● **Provided passage**
****************

# British Shorthair - Black Tipped - New Home Needed



## woodlandsend (Mar 5, 2011)

18 month old spayed and micro-chipped female

She is a very loving cat and craves attention. The only reason I am having to part with her is because she gets very stressed around children.

I live with my parents and due to unfortunate circumstances they now look after my niece and nephew on a regular basis.

She gets very stressed when the children are here, particularly my niece, to the point that she will pee on the floor near the litter tray. At other times she does use the litter tray. Even shutting her in another room when they are here does not help with this problem.

To safeguard the fact that she is to be returned to us if a new home does not work out we are asking an adoption fee, we feel that if she goes somewhere without Children, the problem should stop, but obviously if the problem persisted in a new home we would take her back and refund the adoption donation.

The ideal home would be with a retired person or couple with no other pets.

We are keen to avoid her going to a rescue as we do not want to add to her stress.

****************

● **Written request 1**
Return the part of the cat rehoming post that begins at the words "18 month old" and stops after "stressed around children.", copied word for word.
The listing has no connection to the cat rehoming post.

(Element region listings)
****************

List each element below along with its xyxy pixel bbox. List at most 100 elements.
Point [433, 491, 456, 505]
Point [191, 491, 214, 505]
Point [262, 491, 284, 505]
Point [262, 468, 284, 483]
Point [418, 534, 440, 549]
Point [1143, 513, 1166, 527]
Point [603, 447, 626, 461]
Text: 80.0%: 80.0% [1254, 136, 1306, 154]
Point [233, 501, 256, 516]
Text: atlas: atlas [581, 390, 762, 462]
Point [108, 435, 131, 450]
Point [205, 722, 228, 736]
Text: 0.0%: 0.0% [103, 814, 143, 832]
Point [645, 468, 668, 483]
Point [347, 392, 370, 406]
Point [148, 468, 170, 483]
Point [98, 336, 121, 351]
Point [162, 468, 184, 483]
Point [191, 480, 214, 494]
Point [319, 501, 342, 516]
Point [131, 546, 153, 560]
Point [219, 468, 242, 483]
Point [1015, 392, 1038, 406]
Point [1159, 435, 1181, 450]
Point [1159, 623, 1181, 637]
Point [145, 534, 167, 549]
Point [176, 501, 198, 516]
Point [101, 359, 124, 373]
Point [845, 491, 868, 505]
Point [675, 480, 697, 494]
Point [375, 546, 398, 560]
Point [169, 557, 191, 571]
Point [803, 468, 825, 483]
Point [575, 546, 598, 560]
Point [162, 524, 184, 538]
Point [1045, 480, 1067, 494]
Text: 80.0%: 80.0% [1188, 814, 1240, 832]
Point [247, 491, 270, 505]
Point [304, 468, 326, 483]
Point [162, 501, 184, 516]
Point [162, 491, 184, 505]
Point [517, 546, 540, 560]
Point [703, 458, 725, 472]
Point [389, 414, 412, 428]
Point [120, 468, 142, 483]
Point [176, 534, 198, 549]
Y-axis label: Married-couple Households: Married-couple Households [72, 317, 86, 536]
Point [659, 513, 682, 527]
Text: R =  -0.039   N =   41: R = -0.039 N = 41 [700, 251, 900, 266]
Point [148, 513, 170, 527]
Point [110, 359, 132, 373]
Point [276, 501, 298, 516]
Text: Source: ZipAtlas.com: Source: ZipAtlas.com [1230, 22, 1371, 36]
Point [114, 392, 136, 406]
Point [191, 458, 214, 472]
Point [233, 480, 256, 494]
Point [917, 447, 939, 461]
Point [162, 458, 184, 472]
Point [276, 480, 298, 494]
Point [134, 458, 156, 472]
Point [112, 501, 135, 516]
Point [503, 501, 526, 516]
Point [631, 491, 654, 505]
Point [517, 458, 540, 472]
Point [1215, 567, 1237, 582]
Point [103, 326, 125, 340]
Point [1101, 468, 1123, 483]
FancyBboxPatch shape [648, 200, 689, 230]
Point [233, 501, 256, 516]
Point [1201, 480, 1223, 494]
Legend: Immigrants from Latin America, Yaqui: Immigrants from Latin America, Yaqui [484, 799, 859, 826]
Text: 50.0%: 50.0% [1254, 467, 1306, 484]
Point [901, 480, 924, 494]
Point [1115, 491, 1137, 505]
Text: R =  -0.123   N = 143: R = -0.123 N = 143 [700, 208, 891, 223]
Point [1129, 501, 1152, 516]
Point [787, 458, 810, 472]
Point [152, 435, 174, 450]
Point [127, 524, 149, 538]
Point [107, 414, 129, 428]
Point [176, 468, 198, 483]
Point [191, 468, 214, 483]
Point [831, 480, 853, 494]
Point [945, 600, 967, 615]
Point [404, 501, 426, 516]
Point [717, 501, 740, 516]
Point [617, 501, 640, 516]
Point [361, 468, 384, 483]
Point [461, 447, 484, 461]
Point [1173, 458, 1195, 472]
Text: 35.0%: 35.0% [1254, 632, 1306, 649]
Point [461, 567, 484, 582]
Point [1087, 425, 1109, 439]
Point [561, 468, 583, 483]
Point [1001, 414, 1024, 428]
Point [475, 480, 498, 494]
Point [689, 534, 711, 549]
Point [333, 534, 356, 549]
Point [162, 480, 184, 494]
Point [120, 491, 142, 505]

****************

● **Written request 2**
In the listing, change "Point" to "Dot". Begin at the first line of the listing, stop after the line that has "Point [162, 491, 184, 505]", and give back only those lines, otherwise unchanged.

● **Written answer 1**
18 month old spayed and micro-chipped female

She is a very loving cat and craves attention. The only reason I am having to part with her is because she gets very stressed around children.

● **Written answer 2**
List each element below along with its xyxy pixel bbox. List at most 100 elements.
Dot [433, 491, 456, 505]
Dot [191, 491, 214, 505]
Dot [262, 491, 284, 505]
Dot [262, 468, 284, 483]
Dot [418, 534, 440, 549]
Dot [1143, 513, 1166, 527]
Dot [603, 447, 626, 461]
Text: 80.0%: 80.0% [1254, 136, 1306, 154]
Dot [233, 501, 256, 516]
Text: atlas: atlas [581, 390, 762, 462]
Dot [108, 435, 131, 450]
Dot [205, 722, 228, 736]
Text: 0.0%: 0.0% [103, 814, 143, 832]
Dot [645, 468, 668, 483]
Dot [347, 392, 370, 406]
Dot [148, 468, 170, 483]
Dot [98, 336, 121, 351]
Dot [162, 468, 184, 483]
Dot [191, 480, 214, 494]
Dot [319, 501, 342, 516]
Dot [131, 546, 153, 560]
Dot [219, 468, 242, 483]
Dot [1015, 392, 1038, 406]
Dot [1159, 435, 1181, 450]
Dot [1159, 623, 1181, 637]
Dot [145, 534, 167, 549]
Dot [176, 501, 198, 516]
Dot [101, 359, 124, 373]
Dot [845, 491, 868, 505]
Dot [675, 480, 697, 494]
Dot [375, 546, 398, 560]
Dot [169, 557, 191, 571]
Dot [803, 468, 825, 483]
Dot [575, 546, 598, 560]
Dot [162, 524, 184, 538]
Dot [1045, 480, 1067, 494]
Text: 80.0%: 80.0% [1188, 814, 1240, 832]
Dot [247, 491, 270, 505]
Dot [304, 468, 326, 483]
Dot [162, 501, 184, 516]
Dot [162, 491, 184, 505]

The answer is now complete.